WHAT THE TASK REQUIRES.
Output every entry exactly as written, but omit the pictures.

# DATA FOR THIS EXERCISE start

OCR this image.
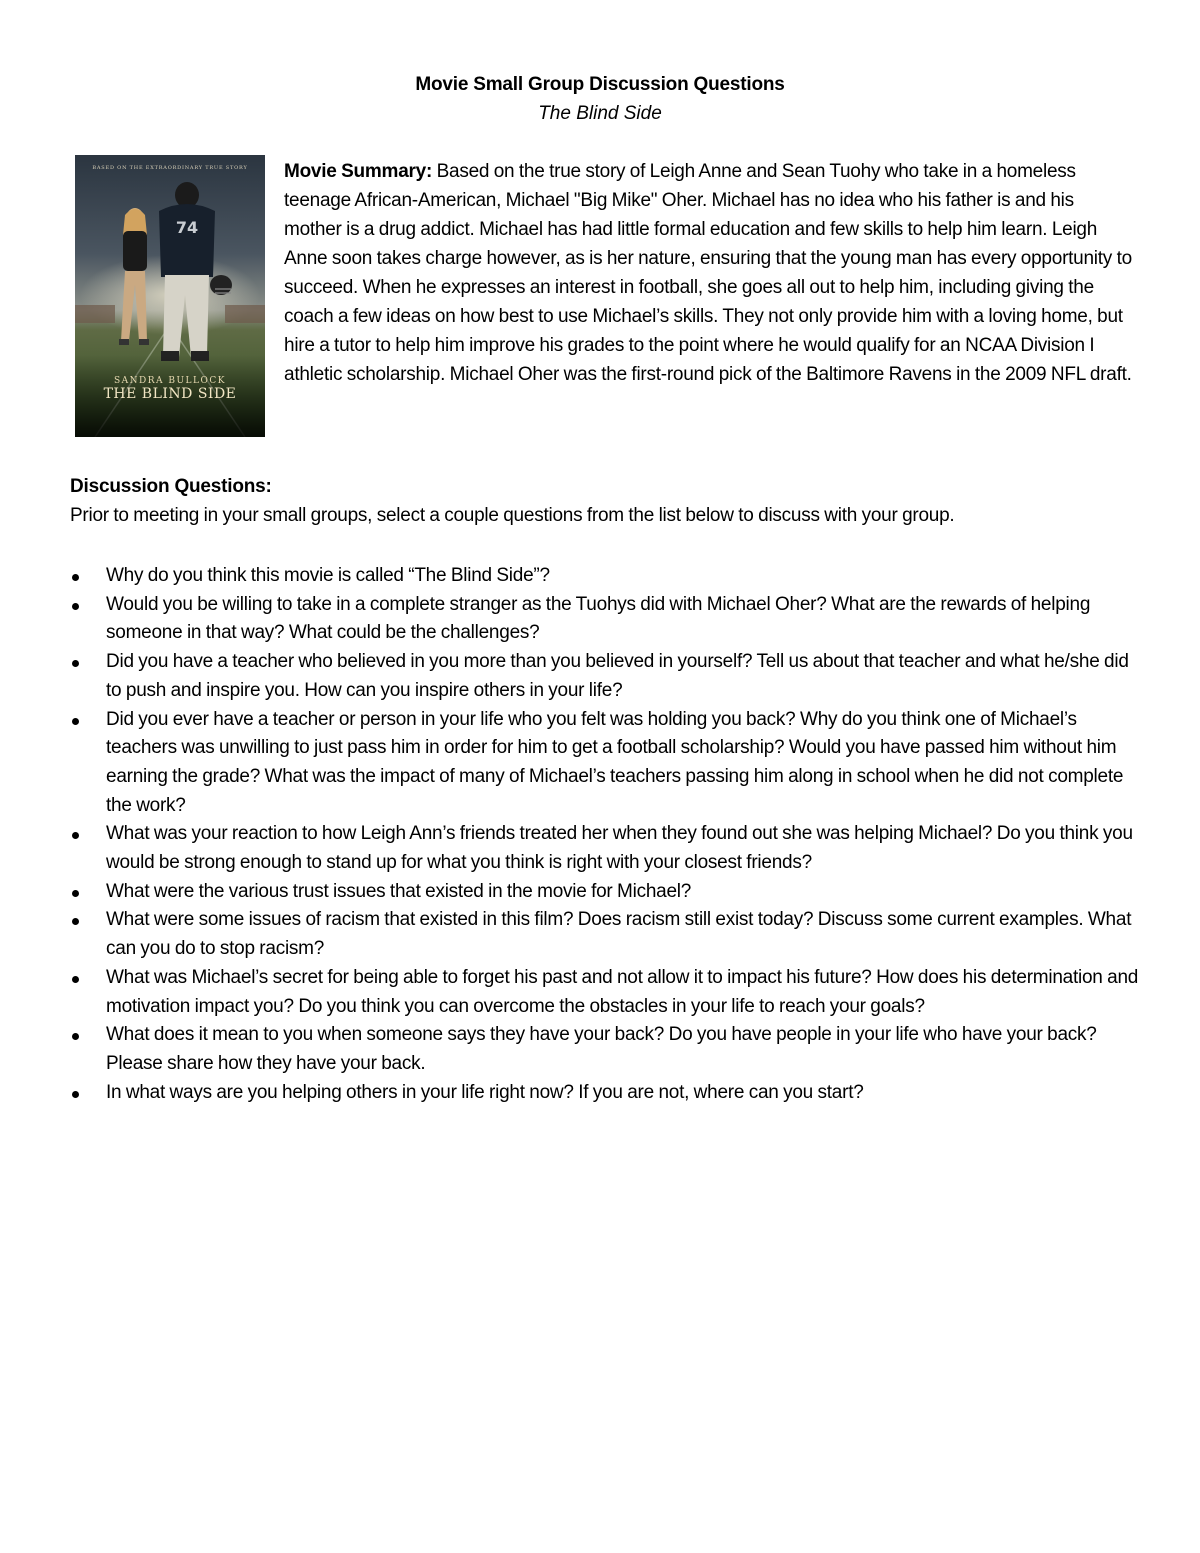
Movie Small Group Discussion Questions
The Blind Side
74
BASED ON THE EXTRAORDINARY TRUE STORY
SANDRA BULLOCK
THE BLIND SIDE
Movie Summary: Based on the true story of Leigh Anne and Sean Tuohy who take in a homeless teenage African-American, Michael "Big Mike" Oher. Michael has no idea who his father is and his mother is a drug addict. Michael has had little formal education and few skills to help him learn. Leigh Anne soon takes charge however, as is her nature, ensuring that the young man has every opportunity to succeed. When he expresses an interest in football, she goes all out to help him, including giving the coach a few ideas on how best to use Michael’s skills. They not only provide him with a loving home, but hire a tutor to help him improve his grades to the point where he would qualify for an NCAA Division I athletic scholarship. Michael Oher was the first-round pick of the Baltimore Ravens in the 2009 NFL draft.
Discussion Questions:
Prior to meeting in your small groups, select a couple questions from the list below to discuss with your group.
Why do you think this movie is called “The Blind Side”?
Would you be willing to take in a complete stranger as the Tuohys did with Michael Oher? What are the rewards of helping someone in that way? What could be the challenges?
Did you have a teacher who believed in you more than you believed in yourself? Tell us about that teacher and what he/she did to push and inspire you. How can you inspire others in your life?
Did you ever have a teacher or person in your life who you felt was holding you back? Why do you think one of Michael’s teachers was unwilling to just pass him in order for him to get a football scholarship? Would you have passed him without him earning the grade? What was the impact of many of Michael’s teachers passing him along in school when he did not complete the work?
What was your reaction to how Leigh Ann’s friends treated her when they found out she was helping Michael? Do you think you would be strong enough to stand up for what you think is right with your closest friends?
What were the various trust issues that existed in the movie for Michael?
What were some issues of racism that existed in this film? Does racism still exist today? Discuss some current examples. What can you do to stop racism?
What was Michael’s secret for being able to forget his past and not allow it to impact his future? How does his determination and motivation impact you? Do you think you can overcome the obstacles in your life to reach your goals?
What does it mean to you when someone says they have your back? Do you have people in your life who have your back? Please share how they have your back.
In what ways are you helping others in your life right now? If you are not, where can you start?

# DATA FOR THIS EXERCISE end

RESPONSE BELOW.
OCR this image.
Movie Small Group Discussion Questions
The Blind Side
74
BASED ON THE EXTRAORDINARY TRUE STORY
SANDRA BULLOCK
THE BLIND SIDE
Movie Summary: Based on the true story of Leigh Anne and Sean Tuohy who take in a homeless teenage African-American, Michael "Big Mike" Oher. Michael has no idea who his father is and his mother is a drug addict. Michael has had little formal education and few skills to help him learn. Leigh Anne soon takes charge however, as is her nature, ensuring that the young man has every opportunity to succeed. When he expresses an interest in football, she goes all out to help him, including giving the coach a few ideas on how best to use Michael’s skills. They not only provide him with a loving home, but hire a tutor to help him improve his grades to the point where he would qualify for an NCAA Division I athletic scholarship. Michael Oher was the first-round pick of the Baltimore Ravens in the 2009 NFL draft.
Discussion Questions:
Prior to meeting in your small groups, select a couple questions from the list below to discuss with your group.
Why do you think this movie is called “The Blind Side”?
Would you be willing to take in a complete stranger as the Tuohys did with Michael Oher? What are the rewards of helping someone in that way? What could be the challenges?
Did you have a teacher who believed in you more than you believed in yourself? Tell us about that teacher and what he/she did to push and inspire you. How can you inspire others in your life?
Did you ever have a teacher or person in your life who you felt was holding you back? Why do you think one of Michael’s teachers was unwilling to just pass him in order for him to get a football scholarship? Would you have passed him without him earning the grade? What was the impact of many of Michael’s teachers passing him along in school when he did not complete the work?
What was your reaction to how Leigh Ann’s friends treated her when they found out she was helping Michael? Do you think you would be strong enough to stand up for what you think is right with your closest friends?
What were the various trust issues that existed in the movie for Michael?
What were some issues of racism that existed in this film? Does racism still exist today? Discuss some current examples. What can you do to stop racism?
What was Michael’s secret for being able to forget his past and not allow it to impact his future? How does his determination and motivation impact you? Do you think you can overcome the obstacles in your life to reach your goals?
What does it mean to you when someone says they have your back? Do you have people in your life who have your back? Please share how they have your back.
In what ways are you helping others in your life right now? If you are not, where can you start?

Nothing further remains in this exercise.